[BEGIN Data entries]

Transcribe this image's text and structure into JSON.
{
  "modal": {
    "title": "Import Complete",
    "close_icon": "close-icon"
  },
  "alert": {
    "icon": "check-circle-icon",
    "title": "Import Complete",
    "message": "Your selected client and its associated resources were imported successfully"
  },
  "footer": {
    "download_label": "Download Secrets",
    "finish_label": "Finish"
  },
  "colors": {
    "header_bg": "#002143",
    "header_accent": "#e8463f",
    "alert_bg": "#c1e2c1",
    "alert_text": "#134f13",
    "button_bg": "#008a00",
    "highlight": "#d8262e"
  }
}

[END Data entries]

#### [What you will do]
The records above should be restated word for word, please.

#### [Full answer]
Transcribe this image's text and structure into JSON.
{
  "modal": {
    "title": "Import Complete",
    "close_icon": "close-icon"
  },
  "alert": {
    "icon": "check-circle-icon",
    "title": "Import Complete",
    "message": "Your selected client and its associated resources were imported successfully"
  },
  "footer": {
    "download_label": "Download Secrets",
    "finish_label": "Finish"
  },
  "colors": {
    "header_bg": "#002143",
    "header_accent": "#e8463f",
    "alert_bg": "#c1e2c1",
    "alert_text": "#134f13",
    "button_bg": "#008a00",
    "highlight": "#d8262e"
  }
}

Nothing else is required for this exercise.